- **Task instructions**:
Select and reproduce each line of the listing below that bears the string "this".

(Source data)
:::

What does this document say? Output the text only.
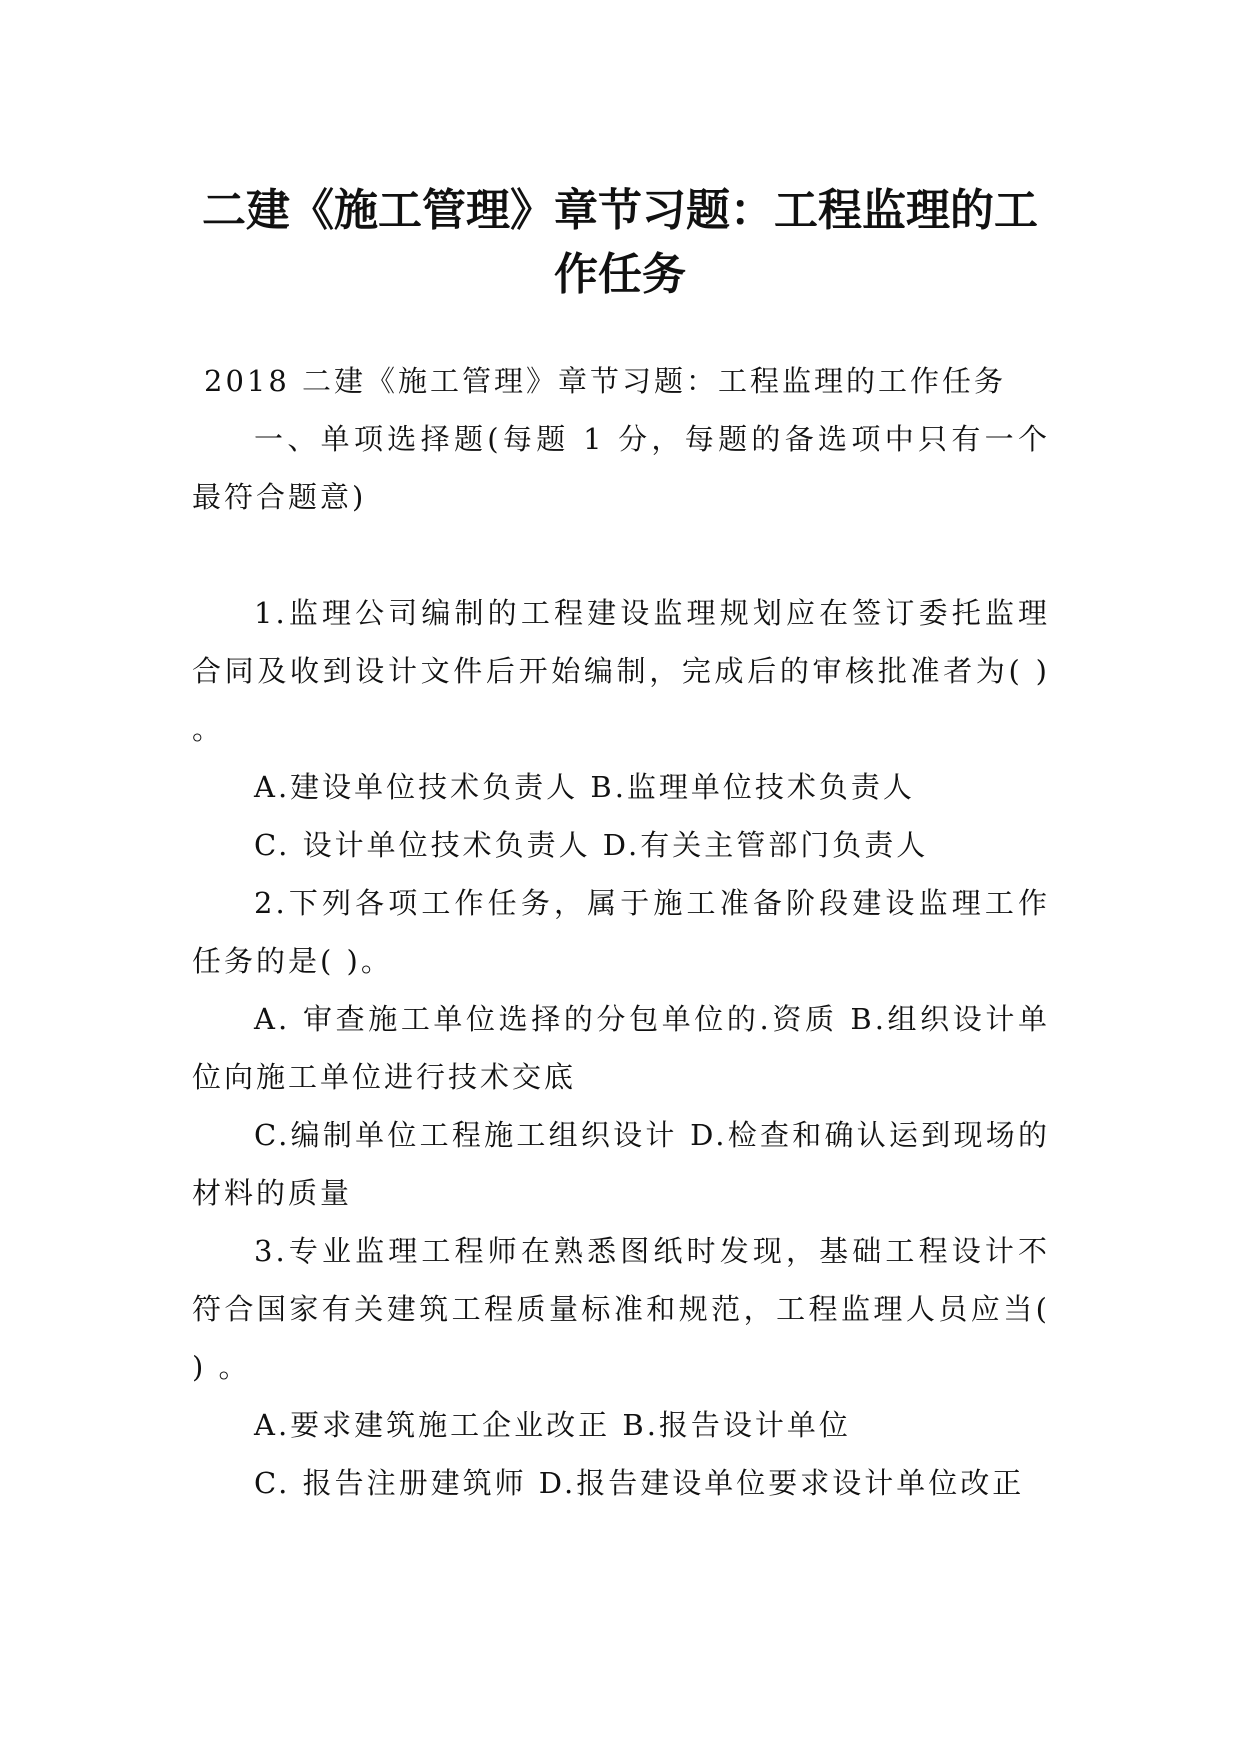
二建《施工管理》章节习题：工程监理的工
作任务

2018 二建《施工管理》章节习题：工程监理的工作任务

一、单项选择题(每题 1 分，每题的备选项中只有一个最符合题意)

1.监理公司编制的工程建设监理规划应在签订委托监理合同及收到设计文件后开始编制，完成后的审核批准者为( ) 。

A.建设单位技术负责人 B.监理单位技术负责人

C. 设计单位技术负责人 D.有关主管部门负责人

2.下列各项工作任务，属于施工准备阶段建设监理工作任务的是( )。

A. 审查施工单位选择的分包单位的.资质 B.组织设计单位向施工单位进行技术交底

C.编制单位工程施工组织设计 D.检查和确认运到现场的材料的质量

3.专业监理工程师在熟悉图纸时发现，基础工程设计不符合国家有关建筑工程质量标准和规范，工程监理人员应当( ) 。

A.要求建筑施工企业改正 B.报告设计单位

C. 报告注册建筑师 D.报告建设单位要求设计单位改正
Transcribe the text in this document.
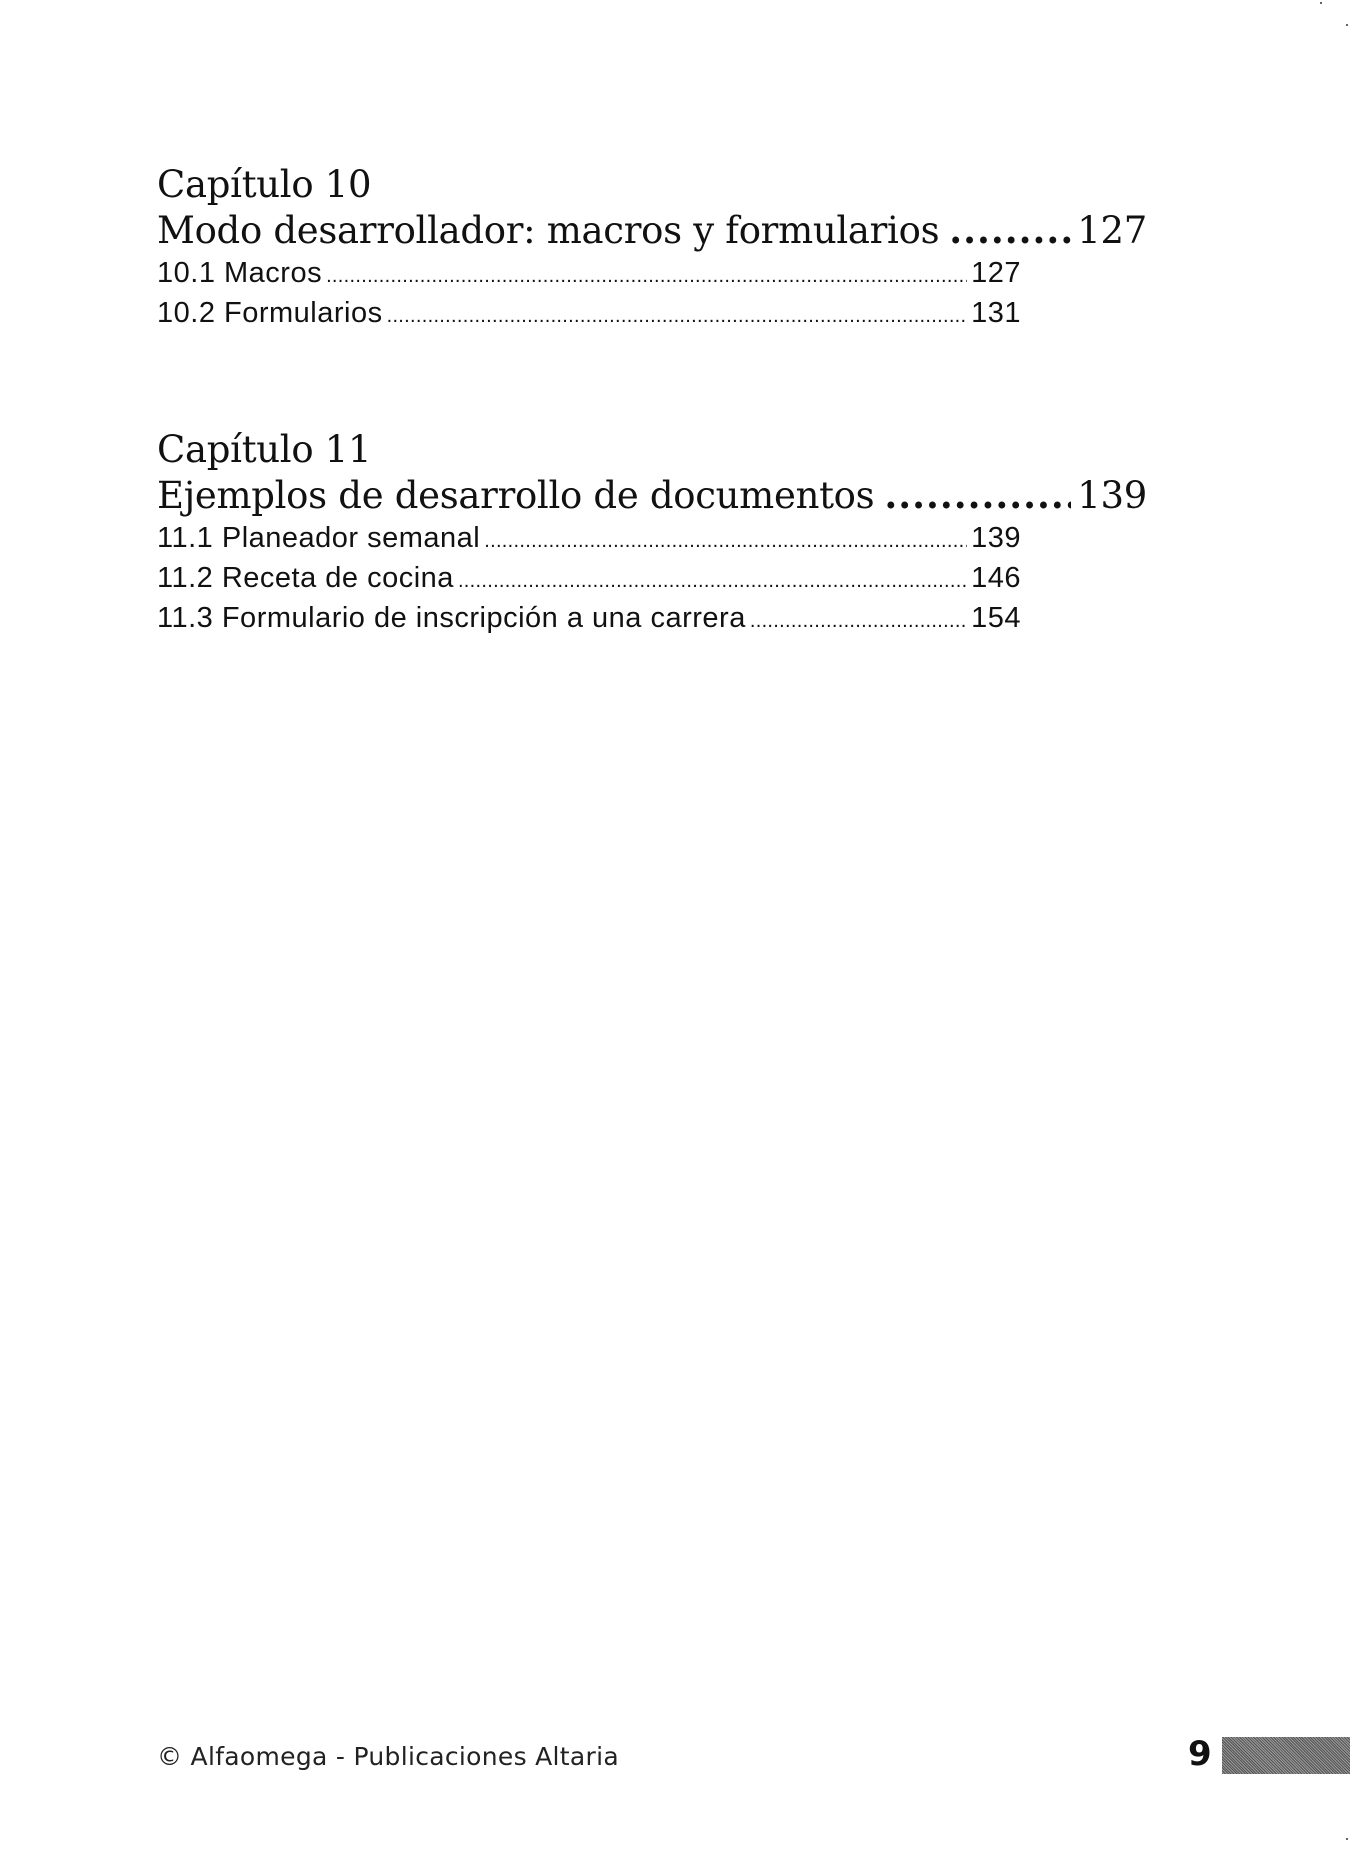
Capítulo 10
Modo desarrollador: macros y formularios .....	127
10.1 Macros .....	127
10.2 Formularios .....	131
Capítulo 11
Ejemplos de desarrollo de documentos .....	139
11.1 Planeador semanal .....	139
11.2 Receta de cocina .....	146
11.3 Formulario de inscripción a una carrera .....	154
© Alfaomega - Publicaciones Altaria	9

:::

- **The completed task**:
What does this document say? Output the text only.
Transcribe the text in this document.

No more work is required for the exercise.